Records about charts and figures
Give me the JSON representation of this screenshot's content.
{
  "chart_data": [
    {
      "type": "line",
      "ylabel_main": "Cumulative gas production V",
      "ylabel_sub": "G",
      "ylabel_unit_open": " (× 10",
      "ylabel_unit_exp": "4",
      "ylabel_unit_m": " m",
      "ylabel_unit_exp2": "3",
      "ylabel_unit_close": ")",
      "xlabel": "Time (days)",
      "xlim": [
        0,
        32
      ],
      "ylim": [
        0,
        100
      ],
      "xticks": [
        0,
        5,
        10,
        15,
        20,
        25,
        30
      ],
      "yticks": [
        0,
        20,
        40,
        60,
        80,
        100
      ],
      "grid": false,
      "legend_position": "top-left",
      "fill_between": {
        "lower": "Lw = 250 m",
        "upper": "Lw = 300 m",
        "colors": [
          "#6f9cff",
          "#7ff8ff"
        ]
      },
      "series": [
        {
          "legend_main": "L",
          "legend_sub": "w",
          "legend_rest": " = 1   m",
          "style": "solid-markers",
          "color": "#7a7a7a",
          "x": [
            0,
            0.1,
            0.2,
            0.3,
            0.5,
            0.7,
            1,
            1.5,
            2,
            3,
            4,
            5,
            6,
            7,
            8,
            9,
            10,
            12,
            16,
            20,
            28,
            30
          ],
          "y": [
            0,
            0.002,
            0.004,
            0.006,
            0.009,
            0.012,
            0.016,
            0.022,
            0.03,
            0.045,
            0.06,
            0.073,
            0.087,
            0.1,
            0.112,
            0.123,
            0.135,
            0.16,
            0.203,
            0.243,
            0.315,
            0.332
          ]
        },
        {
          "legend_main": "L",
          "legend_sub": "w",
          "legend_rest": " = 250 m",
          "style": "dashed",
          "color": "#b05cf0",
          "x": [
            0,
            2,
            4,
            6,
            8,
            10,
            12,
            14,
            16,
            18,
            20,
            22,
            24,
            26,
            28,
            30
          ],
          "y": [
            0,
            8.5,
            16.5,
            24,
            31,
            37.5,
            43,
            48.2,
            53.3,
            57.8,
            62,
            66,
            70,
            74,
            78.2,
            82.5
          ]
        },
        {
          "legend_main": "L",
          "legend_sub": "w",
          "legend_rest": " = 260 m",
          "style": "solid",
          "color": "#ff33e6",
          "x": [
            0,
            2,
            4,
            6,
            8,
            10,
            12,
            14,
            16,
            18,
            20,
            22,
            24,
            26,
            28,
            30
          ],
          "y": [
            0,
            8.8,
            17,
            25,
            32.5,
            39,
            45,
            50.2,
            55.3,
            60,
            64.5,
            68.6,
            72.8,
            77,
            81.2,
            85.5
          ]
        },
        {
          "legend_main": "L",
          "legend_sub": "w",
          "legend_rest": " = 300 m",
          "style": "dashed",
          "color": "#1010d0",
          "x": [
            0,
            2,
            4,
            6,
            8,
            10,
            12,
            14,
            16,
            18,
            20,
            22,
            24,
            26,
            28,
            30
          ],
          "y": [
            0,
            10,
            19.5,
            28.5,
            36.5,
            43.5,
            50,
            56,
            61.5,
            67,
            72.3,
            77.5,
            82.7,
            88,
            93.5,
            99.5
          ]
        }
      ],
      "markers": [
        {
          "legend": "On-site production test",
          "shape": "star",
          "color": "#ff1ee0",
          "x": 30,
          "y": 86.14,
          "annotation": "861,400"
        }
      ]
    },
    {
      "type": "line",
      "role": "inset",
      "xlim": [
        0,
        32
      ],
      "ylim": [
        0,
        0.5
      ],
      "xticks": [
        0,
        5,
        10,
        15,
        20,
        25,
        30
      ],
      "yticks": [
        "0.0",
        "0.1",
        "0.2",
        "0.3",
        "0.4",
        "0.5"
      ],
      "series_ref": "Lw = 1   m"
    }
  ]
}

## [Exercise prompt]
Print the records once more, exactly as they were given.

## [Written solution]
Give me the JSON representation of this screenshot's content.
{
  "chart_data": [
    {
      "type": "line",
      "ylabel_main": "Cumulative gas production V",
      "ylabel_sub": "G",
      "ylabel_unit_open": " (× 10",
      "ylabel_unit_exp": "4",
      "ylabel_unit_m": " m",
      "ylabel_unit_exp2": "3",
      "ylabel_unit_close": ")",
      "xlabel": "Time (days)",
      "xlim": [
        0,
        32
      ],
      "ylim": [
        0,
        100
      ],
      "xticks": [
        0,
        5,
        10,
        15,
        20,
        25,
        30
      ],
      "yticks": [
        0,
        20,
        40,
        60,
        80,
        100
      ],
      "grid": false,
      "legend_position": "top-left",
      "fill_between": {
        "lower": "Lw = 250 m",
        "upper": "Lw = 300 m",
        "colors": [
          "#6f9cff",
          "#7ff8ff"
        ]
      },
      "series": [
        {
          "legend_main": "L",
          "legend_sub": "w",
          "legend_rest": " = 1   m",
          "style": "solid-markers",
          "color": "#7a7a7a",
          "x": [
            0,
            0.1,
            0.2,
            0.3,
            0.5,
            0.7,
            1,
            1.5,
            2,
            3,
            4,
            5,
            6,
            7,
            8,
            9,
            10,
            12,
            16,
            20,
            28,
            30
          ],
          "y": [
            0,
            0.002,
            0.004,
            0.006,
            0.009,
            0.012,
            0.016,
            0.022,
            0.03,
            0.045,
            0.06,
            0.073,
            0.087,
            0.1,
            0.112,
            0.123,
            0.135,
            0.16,
            0.203,
            0.243,
            0.315,
            0.332
          ]
        },
        {
          "legend_main": "L",
          "legend_sub": "w",
          "legend_rest": " = 250 m",
          "style": "dashed",
          "color": "#b05cf0",
          "x": [
            0,
            2,
            4,
            6,
            8,
            10,
            12,
            14,
            16,
            18,
            20,
            22,
            24,
            26,
            28,
            30
          ],
          "y": [
            0,
            8.5,
            16.5,
            24,
            31,
            37.5,
            43,
            48.2,
            53.3,
            57.8,
            62,
            66,
            70,
            74,
            78.2,
            82.5
          ]
        },
        {
          "legend_main": "L",
          "legend_sub": "w",
          "legend_rest": " = 260 m",
          "style": "solid",
          "color": "#ff33e6",
          "x": [
            0,
            2,
            4,
            6,
            8,
            10,
            12,
            14,
            16,
            18,
            20,
            22,
            24,
            26,
            28,
            30
          ],
          "y": [
            0,
            8.8,
            17,
            25,
            32.5,
            39,
            45,
            50.2,
            55.3,
            60,
            64.5,
            68.6,
            72.8,
            77,
            81.2,
            85.5
          ]
        },
        {
          "legend_main": "L",
          "legend_sub": "w",
          "legend_rest": " = 300 m",
          "style": "dashed",
          "color": "#1010d0",
          "x": [
            0,
            2,
            4,
            6,
            8,
            10,
            12,
            14,
            16,
            18,
            20,
            22,
            24,
            26,
            28,
            30
          ],
          "y": [
            0,
            10,
            19.5,
            28.5,
            36.5,
            43.5,
            50,
            56,
            61.5,
            67,
            72.3,
            77.5,
            82.7,
            88,
            93.5,
            99.5
          ]
        }
      ],
      "markers": [
        {
          "legend": "On-site production test",
          "shape": "star",
          "color": "#ff1ee0",
          "x": 30,
          "y": 86.14,
          "annotation": "861,400"
        }
      ]
    },
    {
      "type": "line",
      "role": "inset",
      "xlim": [
        0,
        32
      ],
      "ylim": [
        0,
        0.5
      ],
      "xticks": [
        0,
        5,
        10,
        15,
        20,
        25,
        30
      ],
      "yticks": [
        "0.0",
        "0.1",
        "0.2",
        "0.3",
        "0.4",
        "0.5"
      ],
      "series_ref": "Lw = 1   m"
    }
  ]
}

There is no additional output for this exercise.